Material to process =>
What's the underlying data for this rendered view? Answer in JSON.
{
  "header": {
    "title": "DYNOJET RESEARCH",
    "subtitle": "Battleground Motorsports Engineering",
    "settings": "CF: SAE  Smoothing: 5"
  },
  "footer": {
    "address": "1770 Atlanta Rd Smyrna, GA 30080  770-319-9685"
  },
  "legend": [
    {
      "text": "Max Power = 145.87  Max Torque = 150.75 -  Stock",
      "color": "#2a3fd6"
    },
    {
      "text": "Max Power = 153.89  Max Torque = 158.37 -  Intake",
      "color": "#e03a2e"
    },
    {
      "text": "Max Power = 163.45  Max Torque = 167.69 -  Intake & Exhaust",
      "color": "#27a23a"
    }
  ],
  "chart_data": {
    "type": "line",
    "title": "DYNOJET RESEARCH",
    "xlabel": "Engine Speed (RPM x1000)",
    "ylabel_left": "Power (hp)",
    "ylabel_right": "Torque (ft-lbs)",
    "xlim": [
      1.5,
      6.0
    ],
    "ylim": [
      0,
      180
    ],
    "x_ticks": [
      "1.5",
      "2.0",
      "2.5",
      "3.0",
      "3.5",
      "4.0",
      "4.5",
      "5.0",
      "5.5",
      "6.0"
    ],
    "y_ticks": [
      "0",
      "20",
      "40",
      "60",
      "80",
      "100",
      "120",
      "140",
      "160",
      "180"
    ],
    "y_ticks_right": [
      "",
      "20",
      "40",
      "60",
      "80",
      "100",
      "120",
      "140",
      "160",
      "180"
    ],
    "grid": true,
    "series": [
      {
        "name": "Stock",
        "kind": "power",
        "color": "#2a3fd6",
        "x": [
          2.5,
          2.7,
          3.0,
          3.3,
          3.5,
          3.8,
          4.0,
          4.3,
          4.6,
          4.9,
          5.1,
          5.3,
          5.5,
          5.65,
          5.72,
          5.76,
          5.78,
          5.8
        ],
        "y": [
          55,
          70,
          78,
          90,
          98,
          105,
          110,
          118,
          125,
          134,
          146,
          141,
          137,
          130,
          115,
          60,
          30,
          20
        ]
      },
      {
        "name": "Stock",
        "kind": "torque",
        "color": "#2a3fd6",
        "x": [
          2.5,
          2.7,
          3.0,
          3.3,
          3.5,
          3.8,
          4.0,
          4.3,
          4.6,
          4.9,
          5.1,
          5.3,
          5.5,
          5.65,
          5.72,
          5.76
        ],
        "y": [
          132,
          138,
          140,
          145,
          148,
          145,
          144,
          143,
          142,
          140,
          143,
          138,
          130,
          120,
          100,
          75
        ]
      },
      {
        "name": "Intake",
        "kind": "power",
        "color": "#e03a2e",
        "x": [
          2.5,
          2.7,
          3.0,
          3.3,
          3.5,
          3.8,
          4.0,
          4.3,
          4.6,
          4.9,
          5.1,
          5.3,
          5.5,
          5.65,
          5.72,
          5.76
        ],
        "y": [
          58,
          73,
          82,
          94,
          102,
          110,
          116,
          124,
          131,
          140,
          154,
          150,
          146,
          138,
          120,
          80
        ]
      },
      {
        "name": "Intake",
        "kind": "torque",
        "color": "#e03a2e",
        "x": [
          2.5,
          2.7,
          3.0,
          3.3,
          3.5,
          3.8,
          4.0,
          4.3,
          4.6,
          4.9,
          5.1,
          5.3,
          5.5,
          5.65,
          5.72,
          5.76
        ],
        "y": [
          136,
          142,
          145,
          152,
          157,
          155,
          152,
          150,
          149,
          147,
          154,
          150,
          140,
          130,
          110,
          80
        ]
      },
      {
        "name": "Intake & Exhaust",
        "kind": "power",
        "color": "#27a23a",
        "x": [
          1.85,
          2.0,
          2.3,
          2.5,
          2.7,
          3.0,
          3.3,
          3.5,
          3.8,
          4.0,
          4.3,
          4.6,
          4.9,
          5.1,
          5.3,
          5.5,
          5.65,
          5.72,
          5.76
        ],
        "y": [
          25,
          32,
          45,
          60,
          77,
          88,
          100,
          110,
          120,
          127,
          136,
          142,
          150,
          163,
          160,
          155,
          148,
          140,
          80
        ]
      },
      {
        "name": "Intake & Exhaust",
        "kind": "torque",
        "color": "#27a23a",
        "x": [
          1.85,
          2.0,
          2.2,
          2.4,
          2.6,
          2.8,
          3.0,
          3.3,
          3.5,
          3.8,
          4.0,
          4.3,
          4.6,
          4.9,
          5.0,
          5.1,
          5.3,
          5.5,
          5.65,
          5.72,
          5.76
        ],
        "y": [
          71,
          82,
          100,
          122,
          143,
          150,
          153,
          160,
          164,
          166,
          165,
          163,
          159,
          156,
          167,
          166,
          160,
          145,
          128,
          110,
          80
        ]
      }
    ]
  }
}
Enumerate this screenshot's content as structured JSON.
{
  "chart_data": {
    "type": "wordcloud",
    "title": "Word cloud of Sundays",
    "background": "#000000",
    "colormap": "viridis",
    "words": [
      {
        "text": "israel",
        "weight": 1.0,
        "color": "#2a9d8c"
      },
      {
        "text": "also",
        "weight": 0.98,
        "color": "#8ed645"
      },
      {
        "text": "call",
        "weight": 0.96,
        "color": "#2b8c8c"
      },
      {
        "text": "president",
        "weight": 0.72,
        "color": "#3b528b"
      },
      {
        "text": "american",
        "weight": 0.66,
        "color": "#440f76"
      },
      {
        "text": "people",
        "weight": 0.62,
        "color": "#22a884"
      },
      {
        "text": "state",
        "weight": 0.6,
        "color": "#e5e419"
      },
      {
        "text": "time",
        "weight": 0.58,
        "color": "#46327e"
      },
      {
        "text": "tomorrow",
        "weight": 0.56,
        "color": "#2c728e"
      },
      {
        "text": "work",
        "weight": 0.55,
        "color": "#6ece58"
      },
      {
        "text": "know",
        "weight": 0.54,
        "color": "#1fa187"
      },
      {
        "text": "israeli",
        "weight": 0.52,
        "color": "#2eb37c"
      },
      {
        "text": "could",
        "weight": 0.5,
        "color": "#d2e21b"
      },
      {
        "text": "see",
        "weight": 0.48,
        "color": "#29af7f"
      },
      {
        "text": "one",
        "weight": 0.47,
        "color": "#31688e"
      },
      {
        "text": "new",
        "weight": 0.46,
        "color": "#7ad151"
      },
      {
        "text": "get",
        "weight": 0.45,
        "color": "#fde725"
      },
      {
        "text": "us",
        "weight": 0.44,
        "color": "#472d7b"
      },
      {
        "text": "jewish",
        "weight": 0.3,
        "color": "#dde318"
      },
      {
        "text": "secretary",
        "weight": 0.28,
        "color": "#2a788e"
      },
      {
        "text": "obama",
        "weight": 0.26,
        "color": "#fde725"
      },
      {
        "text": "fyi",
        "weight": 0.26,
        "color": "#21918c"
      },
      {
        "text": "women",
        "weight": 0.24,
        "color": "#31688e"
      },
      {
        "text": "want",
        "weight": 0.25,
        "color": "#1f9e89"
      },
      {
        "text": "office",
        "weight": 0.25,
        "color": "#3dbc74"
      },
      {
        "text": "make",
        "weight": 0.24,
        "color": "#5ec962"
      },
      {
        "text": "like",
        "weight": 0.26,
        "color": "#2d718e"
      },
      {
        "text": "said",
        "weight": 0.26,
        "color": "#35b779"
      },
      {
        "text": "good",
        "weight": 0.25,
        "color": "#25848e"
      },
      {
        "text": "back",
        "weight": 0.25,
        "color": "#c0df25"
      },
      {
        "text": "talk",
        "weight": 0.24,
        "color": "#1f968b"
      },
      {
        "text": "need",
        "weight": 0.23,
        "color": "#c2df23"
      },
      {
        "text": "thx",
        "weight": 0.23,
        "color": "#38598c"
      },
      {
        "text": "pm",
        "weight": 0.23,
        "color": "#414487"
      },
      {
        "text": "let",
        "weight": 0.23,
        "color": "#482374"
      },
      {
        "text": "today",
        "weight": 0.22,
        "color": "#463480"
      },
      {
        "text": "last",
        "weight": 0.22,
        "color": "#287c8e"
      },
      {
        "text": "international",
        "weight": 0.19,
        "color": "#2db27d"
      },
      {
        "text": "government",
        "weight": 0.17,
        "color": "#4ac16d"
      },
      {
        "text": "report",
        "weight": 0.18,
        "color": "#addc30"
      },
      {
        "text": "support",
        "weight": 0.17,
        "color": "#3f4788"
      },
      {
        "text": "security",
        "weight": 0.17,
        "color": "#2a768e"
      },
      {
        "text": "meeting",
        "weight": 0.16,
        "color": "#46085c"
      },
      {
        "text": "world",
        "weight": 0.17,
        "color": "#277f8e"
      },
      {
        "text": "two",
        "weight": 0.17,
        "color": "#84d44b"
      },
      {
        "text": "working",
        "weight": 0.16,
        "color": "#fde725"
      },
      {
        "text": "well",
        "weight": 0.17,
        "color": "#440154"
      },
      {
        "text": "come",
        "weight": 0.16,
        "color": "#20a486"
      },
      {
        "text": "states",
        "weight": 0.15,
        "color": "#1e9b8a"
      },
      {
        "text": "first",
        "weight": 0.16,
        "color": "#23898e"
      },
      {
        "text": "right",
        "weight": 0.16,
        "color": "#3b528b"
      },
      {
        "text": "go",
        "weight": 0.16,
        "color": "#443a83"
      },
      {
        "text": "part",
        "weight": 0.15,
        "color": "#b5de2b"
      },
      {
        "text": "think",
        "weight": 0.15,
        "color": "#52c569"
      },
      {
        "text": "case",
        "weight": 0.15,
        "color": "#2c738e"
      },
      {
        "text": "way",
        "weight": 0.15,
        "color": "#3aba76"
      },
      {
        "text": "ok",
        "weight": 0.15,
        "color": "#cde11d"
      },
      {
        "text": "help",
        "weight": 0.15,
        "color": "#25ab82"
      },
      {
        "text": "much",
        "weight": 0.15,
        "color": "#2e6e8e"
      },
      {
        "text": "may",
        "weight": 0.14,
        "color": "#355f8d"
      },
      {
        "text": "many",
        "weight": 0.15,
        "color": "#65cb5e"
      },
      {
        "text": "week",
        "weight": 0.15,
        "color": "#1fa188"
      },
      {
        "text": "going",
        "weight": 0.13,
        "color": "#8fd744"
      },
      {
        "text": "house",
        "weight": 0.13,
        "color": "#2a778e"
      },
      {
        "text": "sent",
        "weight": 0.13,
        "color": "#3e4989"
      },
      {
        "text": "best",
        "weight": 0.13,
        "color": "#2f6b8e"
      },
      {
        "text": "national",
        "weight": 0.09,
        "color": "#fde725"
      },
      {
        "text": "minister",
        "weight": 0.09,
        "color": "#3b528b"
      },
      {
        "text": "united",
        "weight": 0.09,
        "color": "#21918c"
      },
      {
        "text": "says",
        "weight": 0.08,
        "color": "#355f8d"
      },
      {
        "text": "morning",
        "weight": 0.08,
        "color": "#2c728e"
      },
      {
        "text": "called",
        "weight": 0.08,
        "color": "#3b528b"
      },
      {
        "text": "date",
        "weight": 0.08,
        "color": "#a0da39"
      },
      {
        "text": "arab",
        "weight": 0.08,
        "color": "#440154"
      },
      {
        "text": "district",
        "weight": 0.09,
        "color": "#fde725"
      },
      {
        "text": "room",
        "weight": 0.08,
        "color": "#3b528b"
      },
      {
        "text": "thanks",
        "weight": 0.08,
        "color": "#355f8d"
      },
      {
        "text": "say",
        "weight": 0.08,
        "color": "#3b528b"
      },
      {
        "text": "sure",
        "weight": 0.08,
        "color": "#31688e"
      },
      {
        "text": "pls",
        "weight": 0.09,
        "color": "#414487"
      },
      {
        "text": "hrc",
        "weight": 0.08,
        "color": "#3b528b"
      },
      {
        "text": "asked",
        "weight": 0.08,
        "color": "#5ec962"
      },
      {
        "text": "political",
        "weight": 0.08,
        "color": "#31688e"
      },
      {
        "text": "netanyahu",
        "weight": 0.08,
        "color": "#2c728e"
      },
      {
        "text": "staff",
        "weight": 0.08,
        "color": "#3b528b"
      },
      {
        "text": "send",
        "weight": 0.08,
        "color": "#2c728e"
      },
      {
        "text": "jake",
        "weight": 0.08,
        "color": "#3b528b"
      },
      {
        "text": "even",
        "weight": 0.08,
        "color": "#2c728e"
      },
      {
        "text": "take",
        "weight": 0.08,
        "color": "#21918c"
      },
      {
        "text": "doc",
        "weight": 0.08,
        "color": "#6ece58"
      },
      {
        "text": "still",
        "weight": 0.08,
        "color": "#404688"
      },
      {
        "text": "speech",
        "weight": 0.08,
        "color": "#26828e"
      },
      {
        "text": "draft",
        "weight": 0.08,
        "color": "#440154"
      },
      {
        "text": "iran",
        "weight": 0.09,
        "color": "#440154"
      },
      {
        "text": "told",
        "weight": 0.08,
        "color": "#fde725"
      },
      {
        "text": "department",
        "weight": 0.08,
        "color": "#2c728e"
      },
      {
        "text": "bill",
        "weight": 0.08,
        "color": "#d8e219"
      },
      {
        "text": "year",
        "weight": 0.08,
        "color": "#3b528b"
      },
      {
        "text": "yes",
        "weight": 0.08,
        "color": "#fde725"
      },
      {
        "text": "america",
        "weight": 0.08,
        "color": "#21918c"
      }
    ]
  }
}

What to produce => Return only the number of lines in the data that contain "this".

Finished exercise => 2